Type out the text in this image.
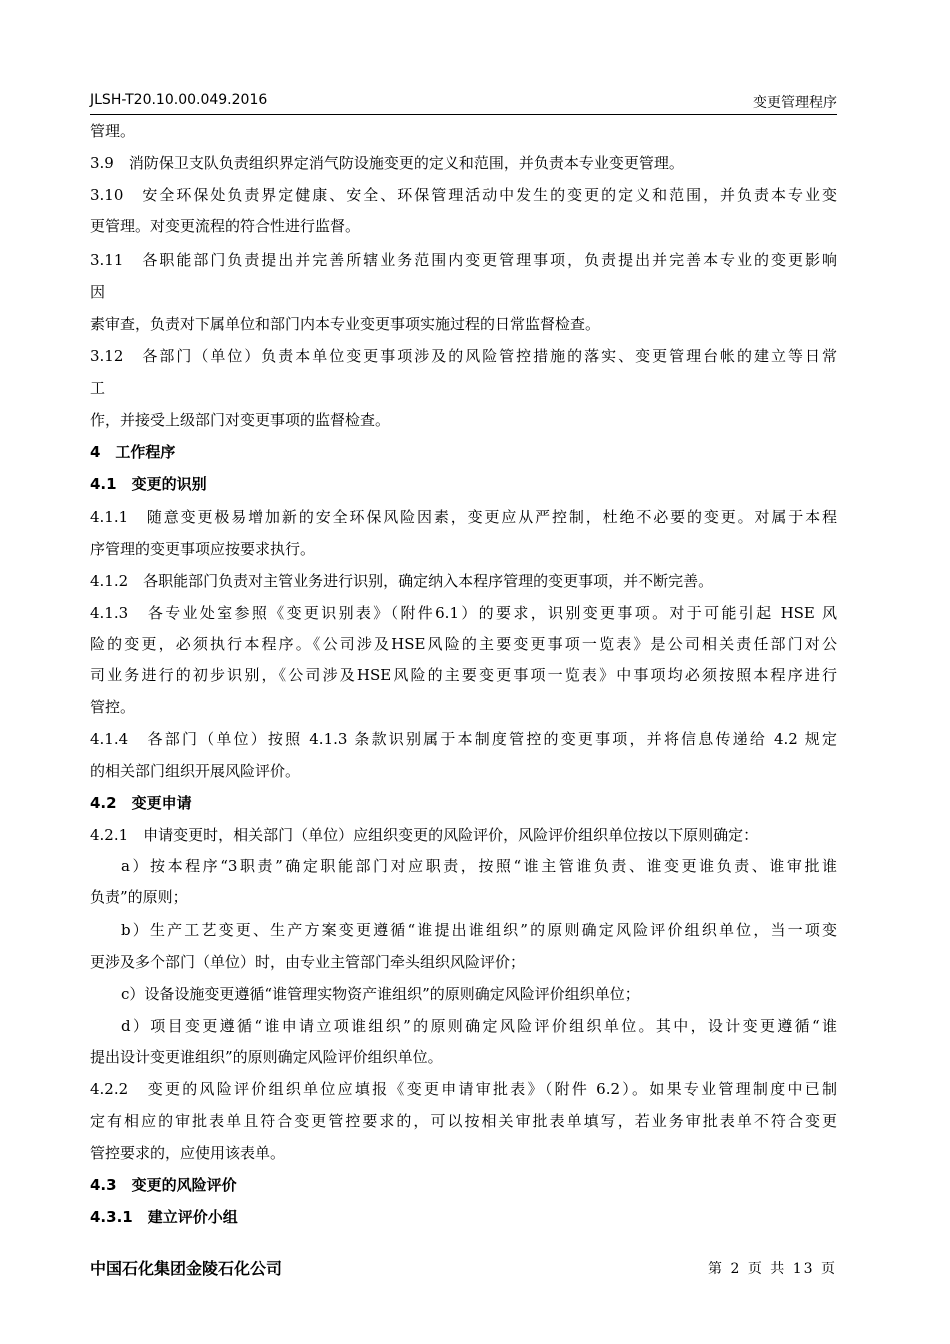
JLSH-T20.10.00.049.2016	变更管理程序
管理。
3.9　消防保卫支队负责组织界定消气防设施变更的定义和范围，并负责本专业变更管理。
3.10　安全环保处负责界定健康、安全、环保管理活动中发生的变更的定义和范围，并负责本专业变
更管理。对变更流程的符合性进行监督。
3.11　各职能部门负责提出并完善所辖业务范围内变更管理事项，负责提出并完善本专业的变更影响
因
素审查，负责对下属单位和部门内本专业变更事项实施过程的日常监督检查。
3.12　各部门（单位）负责本单位变更事项涉及的风险管控措施的落实、变更管理台帐的建立等日常
工
作，并接受上级部门对变更事项的监督检查。
4　工作程序
4.1　变更的识别
4.1.1　随意变更极易增加新的安全环保风险因素，变更应从严控制，杜绝不必要的变更。对属于本程
序管理的变更事项应按要求执行。
4.1.2　各职能部门负责对主管业务进行识别，确定纳入本程序管理的变更事项，并不断完善。
4.1.3　各专业处室参照《变更识别表》（附件6.1）的要求，识别变更事项。对于可能引起 HSE 风
险的变更，必须执行本程序。《公司涉及HSE风险的主要变更事项一览表》是公司相关责任部门对公
司业务进行的初步识别，《公司涉及HSE风险的主要变更事项一览表》中事项均必须按照本程序进行
管控。
4.1.4　各部门（单位）按照 4.1.3 条款识别属于本制度管控的变更事项，并将信息传递给 4.2 规定
的相关部门组织开展风险评价。
4.2　变更申请
4.2.1　申请变更时，相关部门（单位）应组织变更的风险评价，风险评价组织单位按以下原则确定：
a）按本程序“3职责”确定职能部门对应职责，按照“谁主管谁负责、谁变更谁负责、谁审批谁
负责”的原则；
b）生产工艺变更、生产方案变更遵循“谁提出谁组织”的原则确定风险评价组织单位，当一项变
更涉及多个部门（单位）时，由专业主管部门牵头组织风险评价；
c）设备设施变更遵循“谁管理实物资产谁组织”的原则确定风险评价组织单位；
d）项目变更遵循“谁申请立项谁组织”的原则确定风险评价组织单位。其中，设计变更遵循“谁
提出设计变更谁组织”的原则确定风险评价组织单位。
4.2.2　变更的风险评价组织单位应填报《变更申请审批表》（附件 6.2）。如果专业管理制度中已制
定有相应的审批表单且符合变更管控要求的，可以按相关审批表单填写，若业务审批表单不符合变更
管控要求的，应使用该表单。
4.3　变更的风险评价
4.3.1　建立评价小组
中国石化集团金陵石化公司	第 2 页 共 13 页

◆ Task description: Reproduce every record above exactly, omitting the pictures.

◆ Written answer:
Type out the text in this image.
JLSH-T20.10.00.049.2016	变更管理程序
管理。
3.9　消防保卫支队负责组织界定消气防设施变更的定义和范围，并负责本专业变更管理。
3.10　安全环保处负责界定健康、安全、环保管理活动中发生的变更的定义和范围，并负责本专业变
更管理。对变更流程的符合性进行监督。
3.11　各职能部门负责提出并完善所辖业务范围内变更管理事项，负责提出并完善本专业的变更影响
因
素审查，负责对下属单位和部门内本专业变更事项实施过程的日常监督检查。
3.12　各部门（单位）负责本单位变更事项涉及的风险管控措施的落实、变更管理台帐的建立等日常
工
作，并接受上级部门对变更事项的监督检查。
4　工作程序
4.1　变更的识别
4.1.1　随意变更极易增加新的安全环保风险因素，变更应从严控制，杜绝不必要的变更。对属于本程
序管理的变更事项应按要求执行。
4.1.2　各职能部门负责对主管业务进行识别，确定纳入本程序管理的变更事项，并不断完善。
4.1.3　各专业处室参照《变更识别表》（附件6.1）的要求，识别变更事项。对于可能引起 HSE 风
险的变更，必须执行本程序。《公司涉及HSE风险的主要变更事项一览表》是公司相关责任部门对公
司业务进行的初步识别，《公司涉及HSE风险的主要变更事项一览表》中事项均必须按照本程序进行
管控。
4.1.4　各部门（单位）按照 4.1.3 条款识别属于本制度管控的变更事项，并将信息传递给 4.2 规定
的相关部门组织开展风险评价。
4.2　变更申请
4.2.1　申请变更时，相关部门（单位）应组织变更的风险评价，风险评价组织单位按以下原则确定：
a）按本程序“3职责”确定职能部门对应职责，按照“谁主管谁负责、谁变更谁负责、谁审批谁
负责”的原则；
b）生产工艺变更、生产方案变更遵循“谁提出谁组织”的原则确定风险评价组织单位，当一项变
更涉及多个部门（单位）时，由专业主管部门牵头组织风险评价；
c）设备设施变更遵循“谁管理实物资产谁组织”的原则确定风险评价组织单位；
d）项目变更遵循“谁申请立项谁组织”的原则确定风险评价组织单位。其中，设计变更遵循“谁
提出设计变更谁组织”的原则确定风险评价组织单位。
4.2.2　变更的风险评价组织单位应填报《变更申请审批表》（附件 6.2）。如果专业管理制度中已制
定有相应的审批表单且符合变更管控要求的，可以按相关审批表单填写，若业务审批表单不符合变更
管控要求的，应使用该表单。
4.3　变更的风险评价
4.3.1　建立评价小组
中国石化集团金陵石化公司	第 2 页 共 13 页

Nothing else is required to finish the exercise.